▶ What the task requires:
Pick out each line with the word "alacağın" from the material that follows.

▶ Saved entries:
┌──
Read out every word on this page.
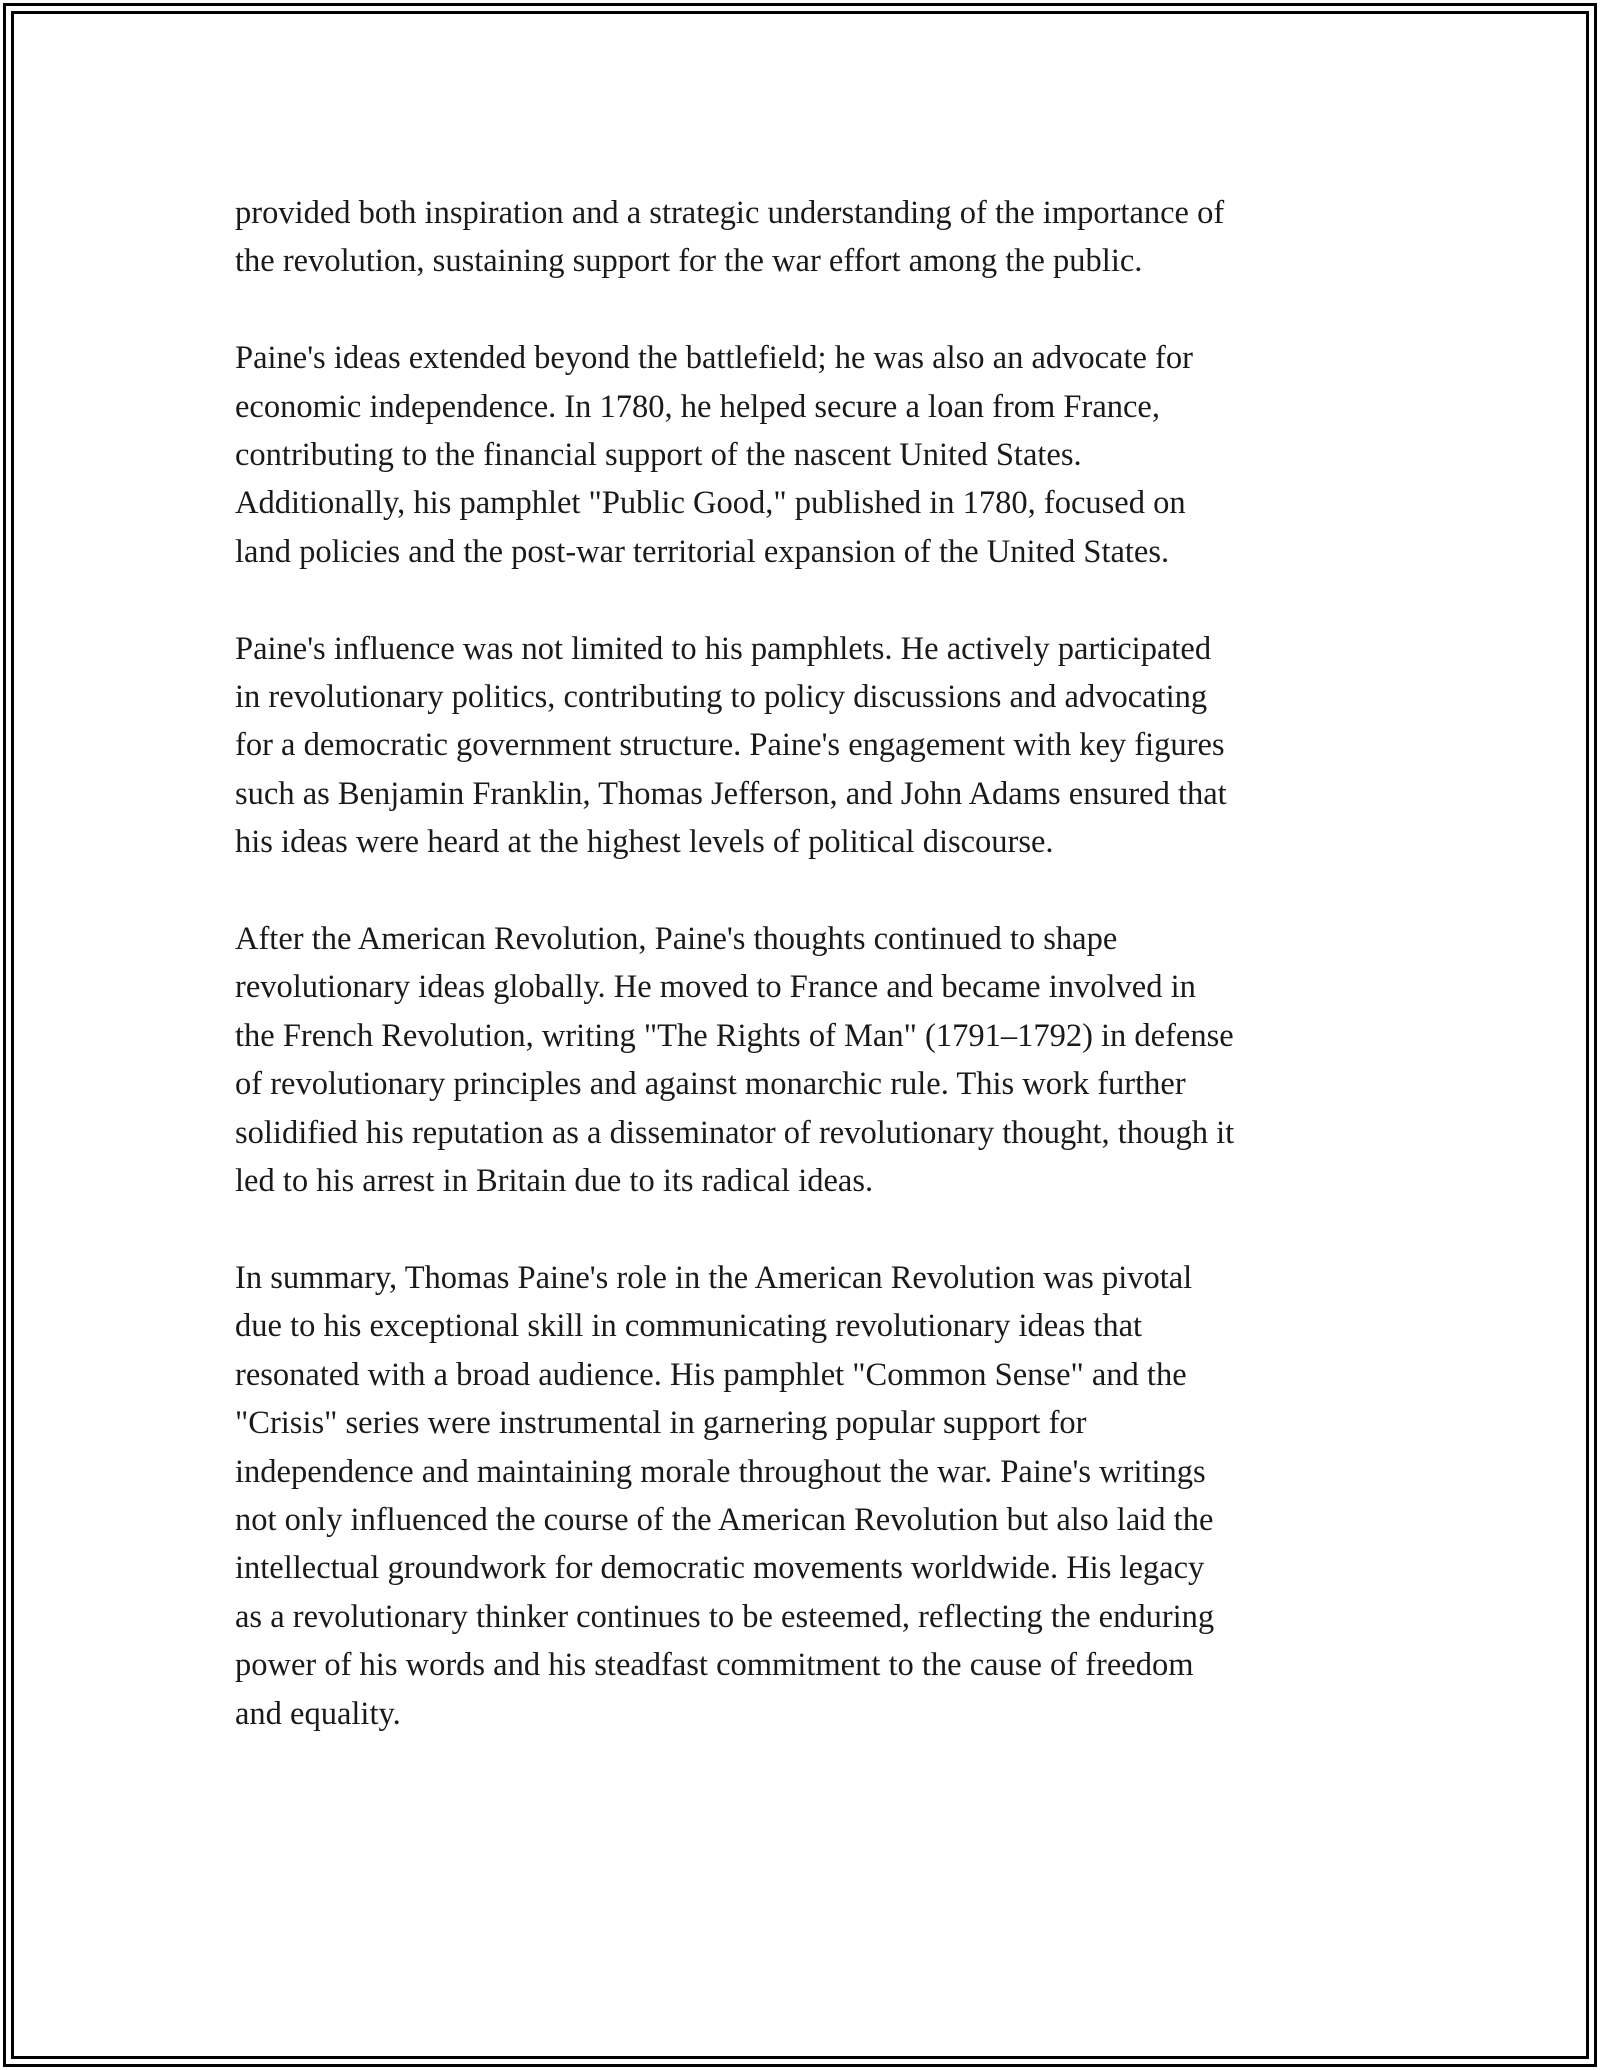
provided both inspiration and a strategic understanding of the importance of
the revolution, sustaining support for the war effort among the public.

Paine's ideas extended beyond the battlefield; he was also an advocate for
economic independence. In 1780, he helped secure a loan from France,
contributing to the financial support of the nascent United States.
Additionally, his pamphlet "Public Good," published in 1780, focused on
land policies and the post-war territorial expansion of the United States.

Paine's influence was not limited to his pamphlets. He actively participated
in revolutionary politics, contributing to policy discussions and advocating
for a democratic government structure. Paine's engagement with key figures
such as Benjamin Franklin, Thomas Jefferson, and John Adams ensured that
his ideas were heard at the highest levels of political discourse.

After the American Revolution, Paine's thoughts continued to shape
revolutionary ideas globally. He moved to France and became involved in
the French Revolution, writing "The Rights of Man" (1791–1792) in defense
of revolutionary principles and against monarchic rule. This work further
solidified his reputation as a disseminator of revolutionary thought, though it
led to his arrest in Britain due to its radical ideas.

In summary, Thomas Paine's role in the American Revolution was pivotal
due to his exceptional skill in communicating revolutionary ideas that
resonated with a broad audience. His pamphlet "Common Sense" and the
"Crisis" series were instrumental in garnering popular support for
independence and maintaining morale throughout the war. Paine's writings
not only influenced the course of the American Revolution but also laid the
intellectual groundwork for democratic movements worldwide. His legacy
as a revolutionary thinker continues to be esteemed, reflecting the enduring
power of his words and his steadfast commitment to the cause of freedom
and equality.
└──
┌──
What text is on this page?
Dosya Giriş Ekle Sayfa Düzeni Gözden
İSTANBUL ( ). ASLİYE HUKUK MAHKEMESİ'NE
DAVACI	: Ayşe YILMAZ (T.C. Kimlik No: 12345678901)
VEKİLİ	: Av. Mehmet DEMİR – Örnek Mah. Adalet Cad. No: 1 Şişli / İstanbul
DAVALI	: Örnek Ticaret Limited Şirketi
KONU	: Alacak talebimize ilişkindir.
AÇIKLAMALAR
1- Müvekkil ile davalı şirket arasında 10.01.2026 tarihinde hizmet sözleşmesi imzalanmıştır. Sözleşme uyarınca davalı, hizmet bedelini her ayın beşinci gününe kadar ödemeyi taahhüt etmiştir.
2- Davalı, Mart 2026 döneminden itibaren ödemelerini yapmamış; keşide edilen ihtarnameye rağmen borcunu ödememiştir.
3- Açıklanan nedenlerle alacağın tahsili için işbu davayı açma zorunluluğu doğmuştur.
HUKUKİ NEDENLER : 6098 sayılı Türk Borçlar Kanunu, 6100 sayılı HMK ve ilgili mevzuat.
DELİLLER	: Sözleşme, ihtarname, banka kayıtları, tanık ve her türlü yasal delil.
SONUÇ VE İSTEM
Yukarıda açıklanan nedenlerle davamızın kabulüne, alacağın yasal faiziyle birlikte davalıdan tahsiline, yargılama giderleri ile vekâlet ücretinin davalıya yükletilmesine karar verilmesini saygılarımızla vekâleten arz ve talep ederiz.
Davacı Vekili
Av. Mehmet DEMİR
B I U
└──
┌──
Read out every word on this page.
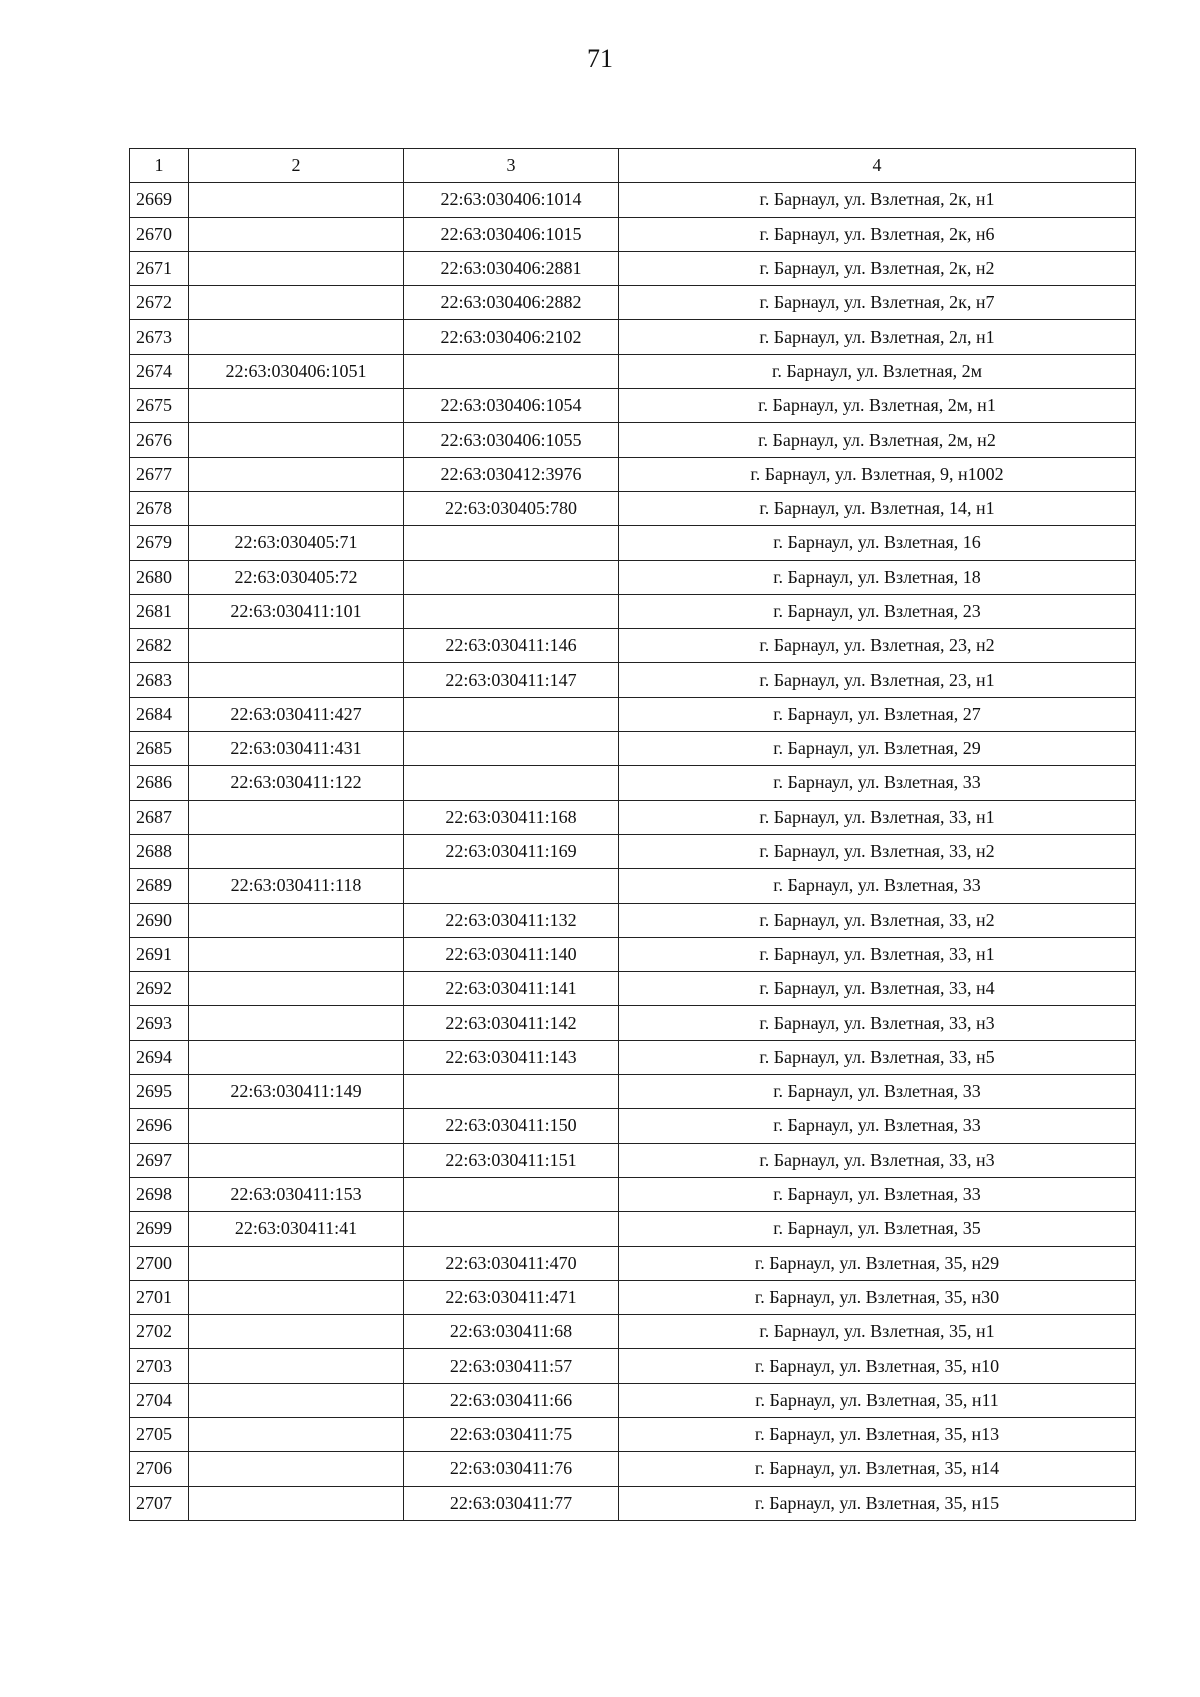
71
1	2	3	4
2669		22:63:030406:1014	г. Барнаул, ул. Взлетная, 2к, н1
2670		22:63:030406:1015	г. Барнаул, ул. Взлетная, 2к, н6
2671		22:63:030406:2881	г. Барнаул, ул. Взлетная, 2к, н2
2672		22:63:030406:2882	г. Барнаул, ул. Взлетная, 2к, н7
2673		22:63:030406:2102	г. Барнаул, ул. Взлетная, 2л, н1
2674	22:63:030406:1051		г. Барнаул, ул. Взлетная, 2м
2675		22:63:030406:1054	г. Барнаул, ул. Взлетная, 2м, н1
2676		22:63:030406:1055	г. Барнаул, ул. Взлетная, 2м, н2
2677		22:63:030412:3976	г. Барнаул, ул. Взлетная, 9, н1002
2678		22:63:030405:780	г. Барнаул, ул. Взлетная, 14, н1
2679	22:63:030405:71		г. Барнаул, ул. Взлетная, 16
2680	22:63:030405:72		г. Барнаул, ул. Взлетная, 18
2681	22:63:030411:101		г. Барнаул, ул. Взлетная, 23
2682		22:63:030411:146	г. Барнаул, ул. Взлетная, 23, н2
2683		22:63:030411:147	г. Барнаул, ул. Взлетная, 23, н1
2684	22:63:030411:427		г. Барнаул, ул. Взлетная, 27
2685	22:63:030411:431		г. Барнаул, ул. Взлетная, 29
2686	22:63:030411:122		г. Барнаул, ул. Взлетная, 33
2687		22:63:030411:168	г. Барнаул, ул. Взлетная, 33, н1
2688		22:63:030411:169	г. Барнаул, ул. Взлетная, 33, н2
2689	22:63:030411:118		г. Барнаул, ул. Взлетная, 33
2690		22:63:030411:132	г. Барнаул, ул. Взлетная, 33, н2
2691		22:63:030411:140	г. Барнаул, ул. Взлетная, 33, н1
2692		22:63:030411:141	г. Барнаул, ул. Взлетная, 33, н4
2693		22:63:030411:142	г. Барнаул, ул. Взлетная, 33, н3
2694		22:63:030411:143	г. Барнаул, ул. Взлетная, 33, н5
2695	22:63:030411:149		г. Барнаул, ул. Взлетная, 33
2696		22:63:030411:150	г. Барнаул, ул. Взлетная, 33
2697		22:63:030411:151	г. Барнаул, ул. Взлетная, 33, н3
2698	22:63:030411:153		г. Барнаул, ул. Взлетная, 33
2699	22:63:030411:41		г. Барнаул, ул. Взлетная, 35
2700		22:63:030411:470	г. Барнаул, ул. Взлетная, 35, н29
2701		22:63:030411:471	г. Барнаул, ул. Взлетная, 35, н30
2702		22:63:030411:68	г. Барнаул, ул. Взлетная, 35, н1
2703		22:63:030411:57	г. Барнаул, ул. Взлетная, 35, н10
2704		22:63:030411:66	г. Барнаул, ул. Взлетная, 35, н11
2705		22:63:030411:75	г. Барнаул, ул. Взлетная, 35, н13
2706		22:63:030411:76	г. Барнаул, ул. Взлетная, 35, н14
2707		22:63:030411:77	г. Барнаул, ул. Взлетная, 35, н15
└──
▶ Response below:
3- Açıklanan nedenlerle alacağın tahsili için işbu davayı açma zorunluluğu doğmuştur.
Yukarıda açıklanan nedenlerle davamızın kabulüne, alacağın yasal faiziyle birlikte davalıdan tahsiline, yargılama giderleri ile vekâlet ücretinin davalıya yükletilmesine karar verilmesini saygılarımızla vekâleten arz ve talep ederiz.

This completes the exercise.